*What is being asked*: Which lines in the records below contain the word "screenshot"? Copy each one out.

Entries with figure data
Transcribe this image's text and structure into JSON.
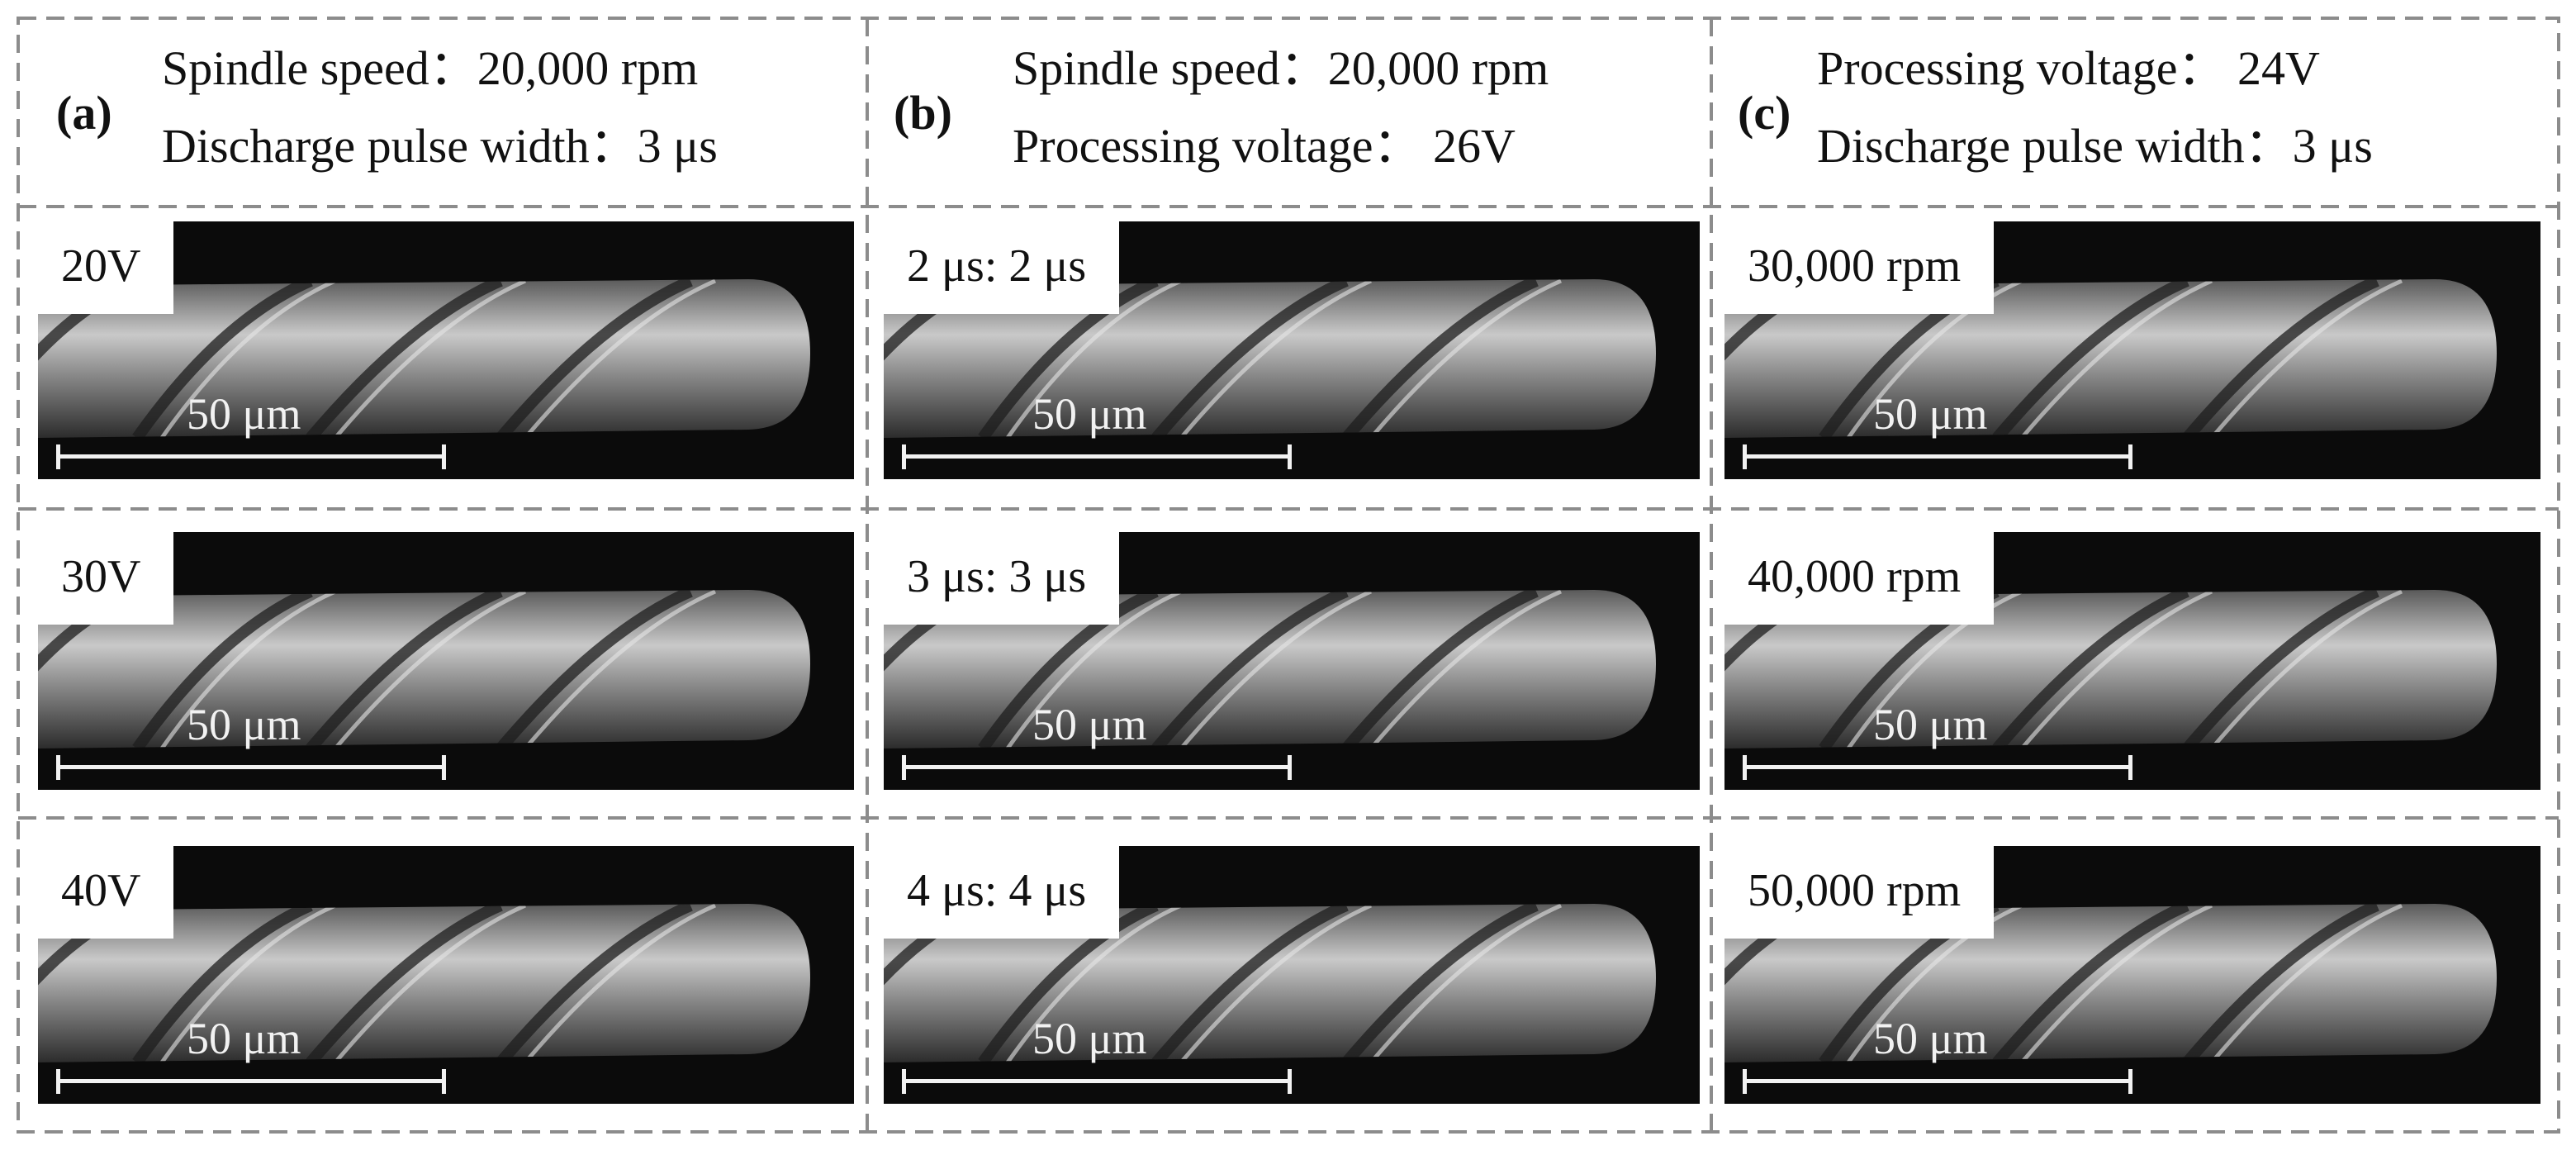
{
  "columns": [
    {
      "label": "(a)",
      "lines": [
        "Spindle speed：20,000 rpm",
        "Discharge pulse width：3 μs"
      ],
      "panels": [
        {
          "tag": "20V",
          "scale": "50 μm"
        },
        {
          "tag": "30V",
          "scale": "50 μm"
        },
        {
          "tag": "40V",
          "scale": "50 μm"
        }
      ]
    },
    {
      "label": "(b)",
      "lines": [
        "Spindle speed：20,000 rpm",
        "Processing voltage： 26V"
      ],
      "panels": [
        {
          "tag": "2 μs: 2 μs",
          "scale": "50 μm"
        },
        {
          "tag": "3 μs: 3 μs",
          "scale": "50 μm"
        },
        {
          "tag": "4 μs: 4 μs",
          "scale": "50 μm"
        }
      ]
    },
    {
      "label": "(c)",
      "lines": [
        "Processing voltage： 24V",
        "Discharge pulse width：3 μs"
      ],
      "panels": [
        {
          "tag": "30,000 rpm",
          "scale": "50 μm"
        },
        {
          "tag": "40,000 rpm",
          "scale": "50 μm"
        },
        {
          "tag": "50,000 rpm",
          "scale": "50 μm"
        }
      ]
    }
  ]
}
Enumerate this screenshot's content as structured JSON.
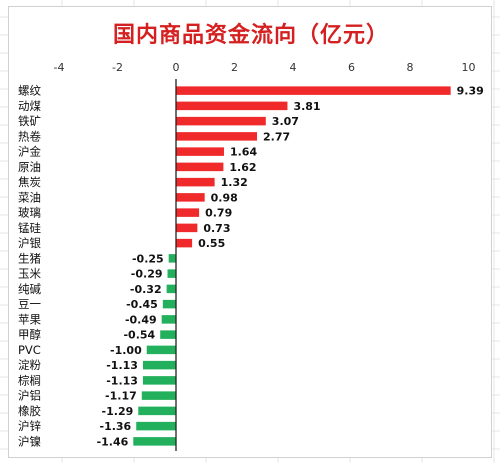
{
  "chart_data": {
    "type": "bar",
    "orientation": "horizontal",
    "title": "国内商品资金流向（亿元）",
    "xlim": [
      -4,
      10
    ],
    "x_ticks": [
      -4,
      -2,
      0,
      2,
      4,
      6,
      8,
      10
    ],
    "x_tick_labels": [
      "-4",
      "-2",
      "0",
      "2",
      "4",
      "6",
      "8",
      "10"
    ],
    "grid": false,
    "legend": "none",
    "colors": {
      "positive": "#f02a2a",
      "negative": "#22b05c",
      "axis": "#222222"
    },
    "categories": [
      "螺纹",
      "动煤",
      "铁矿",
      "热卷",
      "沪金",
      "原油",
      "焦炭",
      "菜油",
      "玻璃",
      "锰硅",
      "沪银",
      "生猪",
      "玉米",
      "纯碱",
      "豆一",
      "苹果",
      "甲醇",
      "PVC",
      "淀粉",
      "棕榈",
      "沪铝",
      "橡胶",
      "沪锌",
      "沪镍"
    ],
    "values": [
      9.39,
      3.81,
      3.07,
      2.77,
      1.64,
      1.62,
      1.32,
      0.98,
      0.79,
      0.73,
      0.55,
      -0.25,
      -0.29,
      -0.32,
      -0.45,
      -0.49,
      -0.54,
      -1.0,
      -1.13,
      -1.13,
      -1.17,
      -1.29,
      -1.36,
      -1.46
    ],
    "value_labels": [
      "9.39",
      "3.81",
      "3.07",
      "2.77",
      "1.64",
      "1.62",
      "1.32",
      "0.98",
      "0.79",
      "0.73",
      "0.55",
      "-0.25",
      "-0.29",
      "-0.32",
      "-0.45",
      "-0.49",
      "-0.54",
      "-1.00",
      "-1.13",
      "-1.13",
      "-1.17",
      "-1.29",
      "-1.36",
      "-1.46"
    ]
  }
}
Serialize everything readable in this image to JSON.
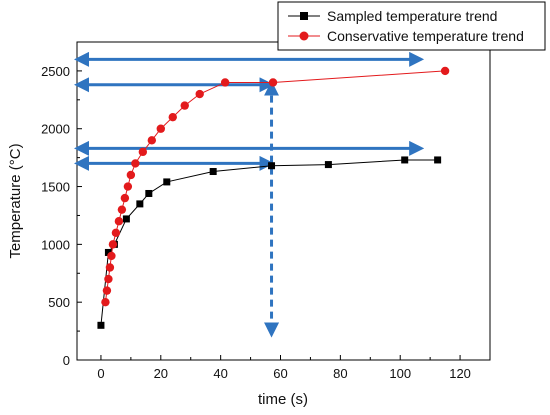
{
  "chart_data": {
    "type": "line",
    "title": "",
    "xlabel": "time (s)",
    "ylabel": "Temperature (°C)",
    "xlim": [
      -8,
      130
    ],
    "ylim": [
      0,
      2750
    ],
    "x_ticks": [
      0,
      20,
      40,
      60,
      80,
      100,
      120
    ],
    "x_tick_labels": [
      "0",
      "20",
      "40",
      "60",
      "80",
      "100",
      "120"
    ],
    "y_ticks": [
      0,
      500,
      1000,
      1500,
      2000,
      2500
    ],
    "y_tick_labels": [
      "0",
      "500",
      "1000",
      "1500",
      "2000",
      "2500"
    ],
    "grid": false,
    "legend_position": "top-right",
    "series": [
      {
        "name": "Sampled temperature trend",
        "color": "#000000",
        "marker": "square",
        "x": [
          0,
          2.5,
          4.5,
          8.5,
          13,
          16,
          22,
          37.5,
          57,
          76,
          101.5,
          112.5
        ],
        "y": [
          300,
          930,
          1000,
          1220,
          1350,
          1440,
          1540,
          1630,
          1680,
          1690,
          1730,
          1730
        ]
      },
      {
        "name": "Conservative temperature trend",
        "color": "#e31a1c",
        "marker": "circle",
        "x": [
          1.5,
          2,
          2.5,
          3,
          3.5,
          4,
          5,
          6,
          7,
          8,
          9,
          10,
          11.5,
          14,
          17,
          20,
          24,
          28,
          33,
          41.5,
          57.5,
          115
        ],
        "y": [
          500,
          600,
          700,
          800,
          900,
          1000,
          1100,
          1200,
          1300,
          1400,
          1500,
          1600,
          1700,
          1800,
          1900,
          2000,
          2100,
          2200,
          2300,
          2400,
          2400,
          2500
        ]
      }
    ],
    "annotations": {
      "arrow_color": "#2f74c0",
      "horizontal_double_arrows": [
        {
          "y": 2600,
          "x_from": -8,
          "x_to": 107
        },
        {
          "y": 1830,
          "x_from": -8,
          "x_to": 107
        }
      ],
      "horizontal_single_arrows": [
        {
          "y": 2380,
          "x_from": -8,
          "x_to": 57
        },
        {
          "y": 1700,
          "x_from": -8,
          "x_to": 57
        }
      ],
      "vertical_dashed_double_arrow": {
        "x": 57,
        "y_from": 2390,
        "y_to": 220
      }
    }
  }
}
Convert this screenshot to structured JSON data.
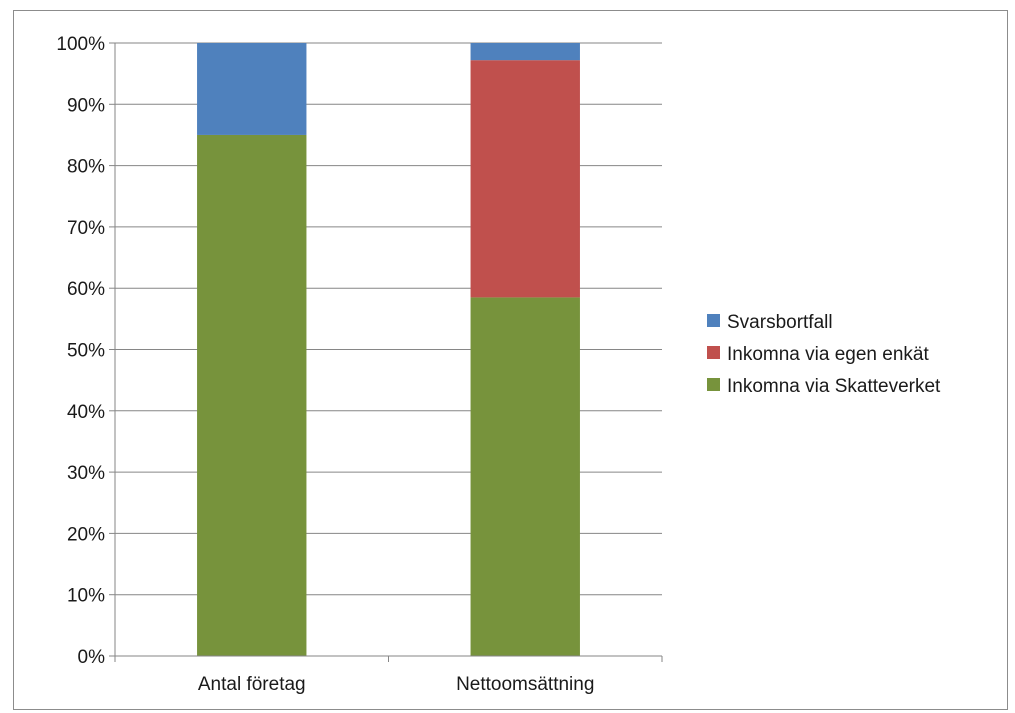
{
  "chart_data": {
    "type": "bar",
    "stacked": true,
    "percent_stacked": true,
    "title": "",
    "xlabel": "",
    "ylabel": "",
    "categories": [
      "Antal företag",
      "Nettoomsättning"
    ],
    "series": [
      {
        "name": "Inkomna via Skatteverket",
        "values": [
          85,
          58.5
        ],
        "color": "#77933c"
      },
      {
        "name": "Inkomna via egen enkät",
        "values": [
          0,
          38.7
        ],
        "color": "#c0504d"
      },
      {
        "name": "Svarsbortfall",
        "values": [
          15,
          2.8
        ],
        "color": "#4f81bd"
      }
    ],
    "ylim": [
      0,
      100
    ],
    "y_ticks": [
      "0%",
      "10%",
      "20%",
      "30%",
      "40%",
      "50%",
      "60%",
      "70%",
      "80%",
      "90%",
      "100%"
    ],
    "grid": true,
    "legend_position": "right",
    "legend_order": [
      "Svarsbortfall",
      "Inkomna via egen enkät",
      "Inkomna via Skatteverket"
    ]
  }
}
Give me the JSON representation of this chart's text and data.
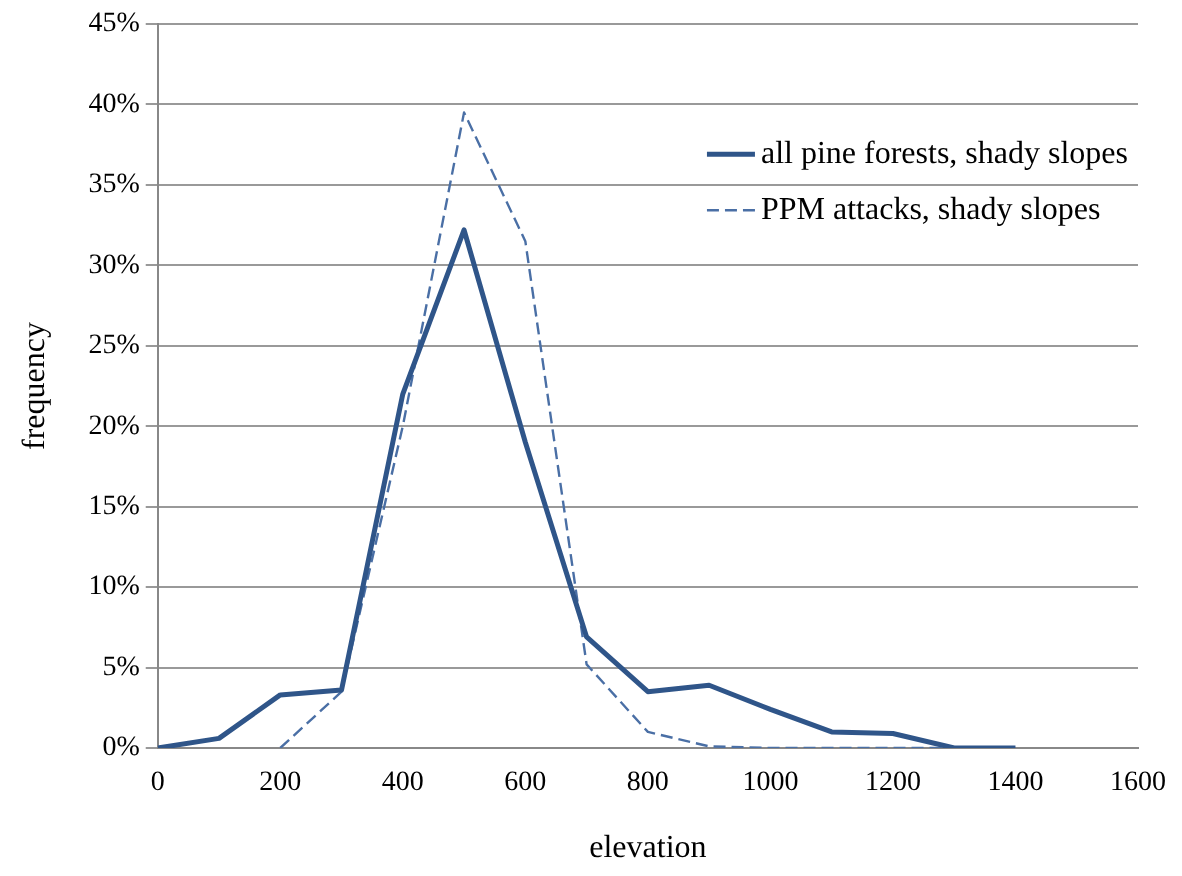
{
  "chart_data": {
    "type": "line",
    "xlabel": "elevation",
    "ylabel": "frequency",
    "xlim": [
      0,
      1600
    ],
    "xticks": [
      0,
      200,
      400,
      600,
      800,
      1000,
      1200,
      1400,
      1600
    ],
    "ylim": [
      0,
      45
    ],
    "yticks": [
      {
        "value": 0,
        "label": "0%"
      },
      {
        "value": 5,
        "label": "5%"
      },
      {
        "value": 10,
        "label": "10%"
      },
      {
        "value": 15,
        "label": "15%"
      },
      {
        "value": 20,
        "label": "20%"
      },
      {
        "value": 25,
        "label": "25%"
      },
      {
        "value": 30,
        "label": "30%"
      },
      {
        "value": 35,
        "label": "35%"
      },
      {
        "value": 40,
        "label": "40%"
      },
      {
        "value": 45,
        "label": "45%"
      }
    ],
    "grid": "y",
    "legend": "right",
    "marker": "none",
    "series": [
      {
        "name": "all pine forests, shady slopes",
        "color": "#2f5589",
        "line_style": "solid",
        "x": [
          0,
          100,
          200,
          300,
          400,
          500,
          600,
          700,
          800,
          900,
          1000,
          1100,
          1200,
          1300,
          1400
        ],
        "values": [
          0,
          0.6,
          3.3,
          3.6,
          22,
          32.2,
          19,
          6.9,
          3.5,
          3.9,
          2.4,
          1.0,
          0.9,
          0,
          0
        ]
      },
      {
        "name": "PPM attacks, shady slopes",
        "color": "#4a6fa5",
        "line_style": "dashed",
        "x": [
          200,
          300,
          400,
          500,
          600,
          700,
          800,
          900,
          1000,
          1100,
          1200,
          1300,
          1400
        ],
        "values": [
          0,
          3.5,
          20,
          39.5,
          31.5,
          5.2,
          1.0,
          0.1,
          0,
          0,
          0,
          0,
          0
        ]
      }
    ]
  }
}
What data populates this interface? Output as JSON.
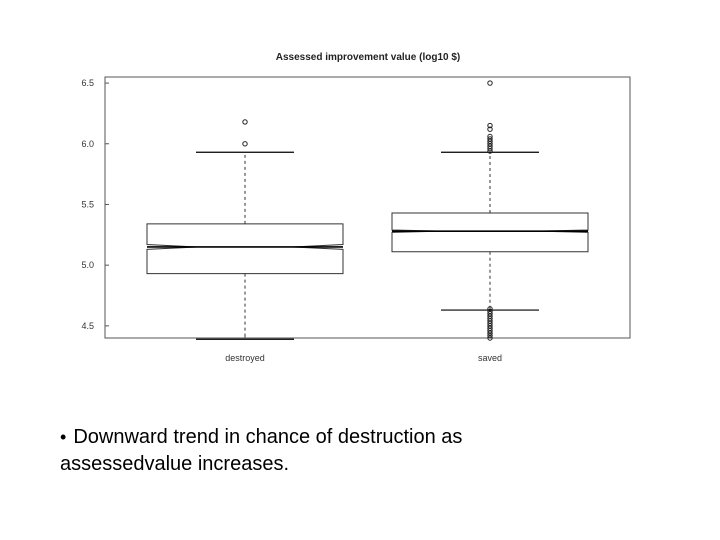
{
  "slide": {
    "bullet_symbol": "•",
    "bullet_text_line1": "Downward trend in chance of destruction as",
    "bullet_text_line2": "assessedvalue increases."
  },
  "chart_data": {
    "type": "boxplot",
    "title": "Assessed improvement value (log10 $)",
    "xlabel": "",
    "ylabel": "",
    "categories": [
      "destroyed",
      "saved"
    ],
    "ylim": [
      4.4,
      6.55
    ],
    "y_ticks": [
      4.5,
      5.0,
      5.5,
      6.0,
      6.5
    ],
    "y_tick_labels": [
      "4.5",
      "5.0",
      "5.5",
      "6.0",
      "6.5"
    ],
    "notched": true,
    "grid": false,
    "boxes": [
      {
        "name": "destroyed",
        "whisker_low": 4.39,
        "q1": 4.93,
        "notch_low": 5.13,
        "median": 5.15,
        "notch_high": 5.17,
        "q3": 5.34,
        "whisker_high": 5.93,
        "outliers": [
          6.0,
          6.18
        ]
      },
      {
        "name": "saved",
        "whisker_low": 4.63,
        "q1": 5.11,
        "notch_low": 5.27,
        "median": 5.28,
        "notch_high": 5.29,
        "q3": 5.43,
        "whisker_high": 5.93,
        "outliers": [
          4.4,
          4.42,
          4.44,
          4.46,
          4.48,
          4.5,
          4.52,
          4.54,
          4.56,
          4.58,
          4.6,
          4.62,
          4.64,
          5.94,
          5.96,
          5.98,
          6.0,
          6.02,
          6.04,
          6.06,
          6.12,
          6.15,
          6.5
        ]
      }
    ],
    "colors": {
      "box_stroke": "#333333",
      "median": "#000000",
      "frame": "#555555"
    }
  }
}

*Task result*:
Enumerate this screenshot's content as structured JSON.
Convert this screenshot to structured JSON data.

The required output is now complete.